Pull every "structured" line out of the data below.
------------------------------------
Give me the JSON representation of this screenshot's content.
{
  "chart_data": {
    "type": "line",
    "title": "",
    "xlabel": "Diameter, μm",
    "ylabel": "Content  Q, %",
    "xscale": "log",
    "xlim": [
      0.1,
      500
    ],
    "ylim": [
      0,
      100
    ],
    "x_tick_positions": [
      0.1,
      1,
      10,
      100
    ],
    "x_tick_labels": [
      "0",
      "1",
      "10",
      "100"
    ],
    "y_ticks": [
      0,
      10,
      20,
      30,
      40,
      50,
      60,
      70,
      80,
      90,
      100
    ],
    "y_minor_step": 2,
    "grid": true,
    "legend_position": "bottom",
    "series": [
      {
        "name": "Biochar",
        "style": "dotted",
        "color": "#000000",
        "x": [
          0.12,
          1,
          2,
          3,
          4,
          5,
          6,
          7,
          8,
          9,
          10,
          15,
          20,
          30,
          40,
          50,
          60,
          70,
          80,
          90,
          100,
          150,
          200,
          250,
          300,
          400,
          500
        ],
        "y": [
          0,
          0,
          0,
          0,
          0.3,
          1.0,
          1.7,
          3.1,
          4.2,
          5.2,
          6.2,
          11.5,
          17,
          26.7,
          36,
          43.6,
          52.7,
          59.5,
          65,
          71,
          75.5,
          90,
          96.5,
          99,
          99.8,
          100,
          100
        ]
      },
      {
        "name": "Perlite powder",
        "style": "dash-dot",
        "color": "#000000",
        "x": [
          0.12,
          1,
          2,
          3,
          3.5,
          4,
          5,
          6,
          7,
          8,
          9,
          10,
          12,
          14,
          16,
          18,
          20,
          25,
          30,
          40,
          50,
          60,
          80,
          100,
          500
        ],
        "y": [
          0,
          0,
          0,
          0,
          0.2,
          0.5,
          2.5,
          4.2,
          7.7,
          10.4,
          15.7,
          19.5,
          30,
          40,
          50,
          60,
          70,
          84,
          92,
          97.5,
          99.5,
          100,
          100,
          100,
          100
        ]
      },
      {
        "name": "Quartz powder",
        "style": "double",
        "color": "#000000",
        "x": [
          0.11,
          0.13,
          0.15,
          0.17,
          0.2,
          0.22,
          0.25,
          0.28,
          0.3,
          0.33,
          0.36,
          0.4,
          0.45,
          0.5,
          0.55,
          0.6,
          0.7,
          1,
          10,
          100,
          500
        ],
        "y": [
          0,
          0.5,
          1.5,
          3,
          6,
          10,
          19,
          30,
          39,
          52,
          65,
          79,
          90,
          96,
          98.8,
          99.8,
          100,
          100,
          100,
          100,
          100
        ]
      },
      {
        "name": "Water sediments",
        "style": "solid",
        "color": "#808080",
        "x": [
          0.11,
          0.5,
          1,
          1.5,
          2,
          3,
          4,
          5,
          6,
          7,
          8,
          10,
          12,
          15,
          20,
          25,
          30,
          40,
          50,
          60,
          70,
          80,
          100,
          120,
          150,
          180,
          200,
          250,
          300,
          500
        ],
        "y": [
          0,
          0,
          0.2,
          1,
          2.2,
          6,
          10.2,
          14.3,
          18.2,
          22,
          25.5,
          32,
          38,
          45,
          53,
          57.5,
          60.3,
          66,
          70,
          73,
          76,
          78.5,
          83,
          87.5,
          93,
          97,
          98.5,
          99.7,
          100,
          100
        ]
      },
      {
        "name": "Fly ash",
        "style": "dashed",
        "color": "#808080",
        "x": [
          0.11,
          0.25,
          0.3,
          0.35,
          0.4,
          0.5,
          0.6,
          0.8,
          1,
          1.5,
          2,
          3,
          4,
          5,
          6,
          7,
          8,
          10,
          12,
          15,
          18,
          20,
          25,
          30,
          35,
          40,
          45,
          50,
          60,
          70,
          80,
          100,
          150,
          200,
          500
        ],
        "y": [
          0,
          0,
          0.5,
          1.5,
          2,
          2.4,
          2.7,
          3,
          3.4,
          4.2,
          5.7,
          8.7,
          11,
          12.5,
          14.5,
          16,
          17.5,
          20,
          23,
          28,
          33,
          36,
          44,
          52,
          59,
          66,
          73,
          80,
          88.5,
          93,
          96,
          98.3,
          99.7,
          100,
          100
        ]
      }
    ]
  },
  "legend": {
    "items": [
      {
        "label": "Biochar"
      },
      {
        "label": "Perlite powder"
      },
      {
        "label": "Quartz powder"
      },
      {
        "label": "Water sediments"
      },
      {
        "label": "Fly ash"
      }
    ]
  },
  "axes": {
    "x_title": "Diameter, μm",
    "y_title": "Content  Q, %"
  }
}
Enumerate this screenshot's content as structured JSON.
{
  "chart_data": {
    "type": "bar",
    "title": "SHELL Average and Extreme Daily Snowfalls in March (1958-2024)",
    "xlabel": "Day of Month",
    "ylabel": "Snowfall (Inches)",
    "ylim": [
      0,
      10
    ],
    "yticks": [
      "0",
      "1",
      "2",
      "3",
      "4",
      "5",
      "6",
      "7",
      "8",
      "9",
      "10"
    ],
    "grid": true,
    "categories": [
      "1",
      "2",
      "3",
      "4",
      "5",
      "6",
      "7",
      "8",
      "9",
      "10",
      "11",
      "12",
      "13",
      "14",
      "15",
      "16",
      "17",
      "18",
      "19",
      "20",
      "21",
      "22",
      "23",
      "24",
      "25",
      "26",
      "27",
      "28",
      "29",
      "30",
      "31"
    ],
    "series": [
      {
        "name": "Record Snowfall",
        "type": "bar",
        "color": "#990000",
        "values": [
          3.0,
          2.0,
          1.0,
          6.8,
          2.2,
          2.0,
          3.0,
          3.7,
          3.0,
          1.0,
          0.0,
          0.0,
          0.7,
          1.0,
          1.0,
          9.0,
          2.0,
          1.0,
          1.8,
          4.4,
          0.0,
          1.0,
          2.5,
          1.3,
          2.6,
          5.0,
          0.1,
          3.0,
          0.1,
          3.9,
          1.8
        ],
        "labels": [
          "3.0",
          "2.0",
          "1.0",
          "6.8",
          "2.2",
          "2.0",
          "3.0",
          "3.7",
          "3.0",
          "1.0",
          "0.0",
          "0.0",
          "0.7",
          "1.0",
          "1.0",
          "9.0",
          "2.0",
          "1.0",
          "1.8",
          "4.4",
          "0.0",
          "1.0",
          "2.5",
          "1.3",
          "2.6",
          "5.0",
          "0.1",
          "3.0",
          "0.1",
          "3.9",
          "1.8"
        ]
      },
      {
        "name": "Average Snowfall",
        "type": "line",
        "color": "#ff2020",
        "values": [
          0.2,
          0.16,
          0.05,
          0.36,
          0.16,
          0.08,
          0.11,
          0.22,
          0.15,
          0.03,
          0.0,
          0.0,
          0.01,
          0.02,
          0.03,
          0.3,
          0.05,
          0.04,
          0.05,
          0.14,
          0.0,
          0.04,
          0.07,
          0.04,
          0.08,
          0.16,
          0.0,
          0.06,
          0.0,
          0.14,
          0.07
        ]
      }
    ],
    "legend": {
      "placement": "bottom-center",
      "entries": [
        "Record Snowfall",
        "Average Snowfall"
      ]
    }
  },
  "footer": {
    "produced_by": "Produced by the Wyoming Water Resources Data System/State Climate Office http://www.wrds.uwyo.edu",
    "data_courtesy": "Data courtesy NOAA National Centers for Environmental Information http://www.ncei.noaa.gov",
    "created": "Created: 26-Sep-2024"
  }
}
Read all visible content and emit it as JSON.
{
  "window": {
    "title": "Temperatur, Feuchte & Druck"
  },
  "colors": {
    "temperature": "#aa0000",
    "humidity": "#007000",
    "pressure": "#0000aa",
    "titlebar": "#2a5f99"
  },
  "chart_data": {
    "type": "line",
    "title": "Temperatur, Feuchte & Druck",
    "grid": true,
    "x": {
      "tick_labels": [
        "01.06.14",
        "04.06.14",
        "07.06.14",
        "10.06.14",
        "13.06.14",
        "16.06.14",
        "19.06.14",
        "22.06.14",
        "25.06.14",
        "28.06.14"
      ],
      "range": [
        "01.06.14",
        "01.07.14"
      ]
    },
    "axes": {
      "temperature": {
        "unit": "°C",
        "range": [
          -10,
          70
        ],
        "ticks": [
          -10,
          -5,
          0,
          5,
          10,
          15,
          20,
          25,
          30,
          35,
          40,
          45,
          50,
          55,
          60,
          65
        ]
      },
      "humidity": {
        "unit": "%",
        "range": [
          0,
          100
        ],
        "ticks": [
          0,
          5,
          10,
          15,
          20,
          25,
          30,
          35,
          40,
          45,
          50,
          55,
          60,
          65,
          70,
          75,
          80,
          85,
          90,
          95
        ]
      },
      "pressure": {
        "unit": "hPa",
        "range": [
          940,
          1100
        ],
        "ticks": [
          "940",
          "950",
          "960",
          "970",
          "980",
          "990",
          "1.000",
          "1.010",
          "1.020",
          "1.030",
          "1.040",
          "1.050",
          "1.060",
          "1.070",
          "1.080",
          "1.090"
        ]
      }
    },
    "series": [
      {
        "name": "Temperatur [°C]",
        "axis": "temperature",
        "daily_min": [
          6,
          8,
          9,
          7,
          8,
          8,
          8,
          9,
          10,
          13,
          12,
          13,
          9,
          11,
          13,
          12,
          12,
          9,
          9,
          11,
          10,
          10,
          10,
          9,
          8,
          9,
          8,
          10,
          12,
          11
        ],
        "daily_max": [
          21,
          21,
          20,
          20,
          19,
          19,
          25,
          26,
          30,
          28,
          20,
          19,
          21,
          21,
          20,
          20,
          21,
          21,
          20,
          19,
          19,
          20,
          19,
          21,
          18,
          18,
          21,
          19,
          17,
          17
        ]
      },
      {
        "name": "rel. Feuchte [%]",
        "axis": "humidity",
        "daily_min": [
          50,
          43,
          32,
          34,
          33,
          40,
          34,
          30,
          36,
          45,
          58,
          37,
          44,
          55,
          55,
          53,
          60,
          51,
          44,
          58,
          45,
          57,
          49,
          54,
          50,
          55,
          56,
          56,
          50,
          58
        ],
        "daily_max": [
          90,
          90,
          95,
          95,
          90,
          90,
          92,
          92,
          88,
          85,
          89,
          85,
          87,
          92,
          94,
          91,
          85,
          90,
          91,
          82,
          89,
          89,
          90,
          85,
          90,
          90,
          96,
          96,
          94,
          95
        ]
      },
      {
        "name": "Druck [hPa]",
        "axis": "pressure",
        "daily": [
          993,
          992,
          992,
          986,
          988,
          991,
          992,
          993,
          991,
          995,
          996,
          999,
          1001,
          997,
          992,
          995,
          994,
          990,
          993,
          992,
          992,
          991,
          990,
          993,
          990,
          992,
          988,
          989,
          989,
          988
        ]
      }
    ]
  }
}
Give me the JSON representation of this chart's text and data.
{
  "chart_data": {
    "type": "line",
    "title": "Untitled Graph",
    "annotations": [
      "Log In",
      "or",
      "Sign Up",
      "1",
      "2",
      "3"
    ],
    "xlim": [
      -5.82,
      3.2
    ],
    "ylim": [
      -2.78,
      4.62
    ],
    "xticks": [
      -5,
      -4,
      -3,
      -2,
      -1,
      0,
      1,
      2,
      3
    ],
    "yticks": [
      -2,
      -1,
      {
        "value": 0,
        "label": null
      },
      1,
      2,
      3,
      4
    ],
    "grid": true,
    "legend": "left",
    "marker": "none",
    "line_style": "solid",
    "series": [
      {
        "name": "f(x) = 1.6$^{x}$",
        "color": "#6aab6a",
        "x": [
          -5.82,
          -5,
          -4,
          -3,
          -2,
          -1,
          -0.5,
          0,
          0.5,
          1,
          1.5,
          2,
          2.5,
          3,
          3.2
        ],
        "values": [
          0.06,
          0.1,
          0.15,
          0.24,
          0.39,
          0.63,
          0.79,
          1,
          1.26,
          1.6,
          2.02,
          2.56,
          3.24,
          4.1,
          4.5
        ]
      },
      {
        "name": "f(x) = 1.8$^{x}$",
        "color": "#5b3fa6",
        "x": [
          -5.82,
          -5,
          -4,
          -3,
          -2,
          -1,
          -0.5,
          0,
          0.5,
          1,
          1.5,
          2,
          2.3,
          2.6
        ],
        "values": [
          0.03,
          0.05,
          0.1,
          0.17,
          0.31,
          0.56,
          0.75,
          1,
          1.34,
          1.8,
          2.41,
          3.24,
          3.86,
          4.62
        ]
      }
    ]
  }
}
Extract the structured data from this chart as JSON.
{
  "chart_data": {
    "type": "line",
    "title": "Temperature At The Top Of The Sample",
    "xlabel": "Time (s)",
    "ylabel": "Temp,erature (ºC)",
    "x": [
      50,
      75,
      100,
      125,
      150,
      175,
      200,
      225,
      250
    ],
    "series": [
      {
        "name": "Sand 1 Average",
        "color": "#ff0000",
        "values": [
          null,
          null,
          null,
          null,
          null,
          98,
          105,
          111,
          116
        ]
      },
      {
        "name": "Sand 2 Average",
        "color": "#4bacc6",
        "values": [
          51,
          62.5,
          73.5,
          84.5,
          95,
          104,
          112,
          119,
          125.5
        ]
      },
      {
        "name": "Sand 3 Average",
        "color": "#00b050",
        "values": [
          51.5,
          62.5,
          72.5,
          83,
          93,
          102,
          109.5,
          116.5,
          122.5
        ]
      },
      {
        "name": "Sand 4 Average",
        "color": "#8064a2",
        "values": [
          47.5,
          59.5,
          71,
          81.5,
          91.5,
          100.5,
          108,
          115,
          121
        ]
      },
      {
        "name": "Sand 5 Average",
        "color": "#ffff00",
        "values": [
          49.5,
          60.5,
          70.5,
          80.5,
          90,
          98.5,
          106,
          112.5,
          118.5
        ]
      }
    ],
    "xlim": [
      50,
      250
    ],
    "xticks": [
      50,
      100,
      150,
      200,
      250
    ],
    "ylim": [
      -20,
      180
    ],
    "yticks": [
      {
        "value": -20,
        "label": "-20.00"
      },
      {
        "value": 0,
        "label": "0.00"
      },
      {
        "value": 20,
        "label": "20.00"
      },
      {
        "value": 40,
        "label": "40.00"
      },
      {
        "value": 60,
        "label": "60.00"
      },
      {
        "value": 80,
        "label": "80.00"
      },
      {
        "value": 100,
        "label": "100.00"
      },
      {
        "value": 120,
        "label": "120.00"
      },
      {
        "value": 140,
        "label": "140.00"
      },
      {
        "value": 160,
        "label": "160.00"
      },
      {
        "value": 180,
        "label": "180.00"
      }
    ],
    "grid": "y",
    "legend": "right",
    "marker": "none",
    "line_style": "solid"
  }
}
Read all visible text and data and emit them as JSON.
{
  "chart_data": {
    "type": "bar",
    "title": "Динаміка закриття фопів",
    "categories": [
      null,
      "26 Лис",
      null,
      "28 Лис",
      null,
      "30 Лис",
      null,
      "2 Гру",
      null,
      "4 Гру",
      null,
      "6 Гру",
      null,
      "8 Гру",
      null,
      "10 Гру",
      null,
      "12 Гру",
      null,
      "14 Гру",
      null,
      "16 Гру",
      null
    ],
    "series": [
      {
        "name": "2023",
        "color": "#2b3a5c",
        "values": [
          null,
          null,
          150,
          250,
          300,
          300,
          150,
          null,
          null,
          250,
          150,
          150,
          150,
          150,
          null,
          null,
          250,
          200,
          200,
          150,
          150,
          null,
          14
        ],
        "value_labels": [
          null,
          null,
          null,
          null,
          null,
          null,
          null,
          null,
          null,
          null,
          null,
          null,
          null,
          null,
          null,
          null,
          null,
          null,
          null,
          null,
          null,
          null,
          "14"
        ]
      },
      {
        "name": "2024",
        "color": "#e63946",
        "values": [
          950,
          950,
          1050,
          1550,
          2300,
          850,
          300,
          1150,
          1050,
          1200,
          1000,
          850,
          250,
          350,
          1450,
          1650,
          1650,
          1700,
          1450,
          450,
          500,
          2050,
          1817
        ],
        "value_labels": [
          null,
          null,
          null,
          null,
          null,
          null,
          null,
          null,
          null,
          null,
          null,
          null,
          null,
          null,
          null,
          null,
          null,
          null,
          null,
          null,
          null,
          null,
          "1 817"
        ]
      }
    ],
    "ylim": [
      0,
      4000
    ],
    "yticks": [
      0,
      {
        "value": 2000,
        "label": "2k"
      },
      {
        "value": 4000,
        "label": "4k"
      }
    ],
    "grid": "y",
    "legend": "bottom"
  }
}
------------------------------------
- _SOLUTION FOR THIS TASK_
Enumerate this screenshot's content as structured JSON.
Extract the structured data from this chart as JSON.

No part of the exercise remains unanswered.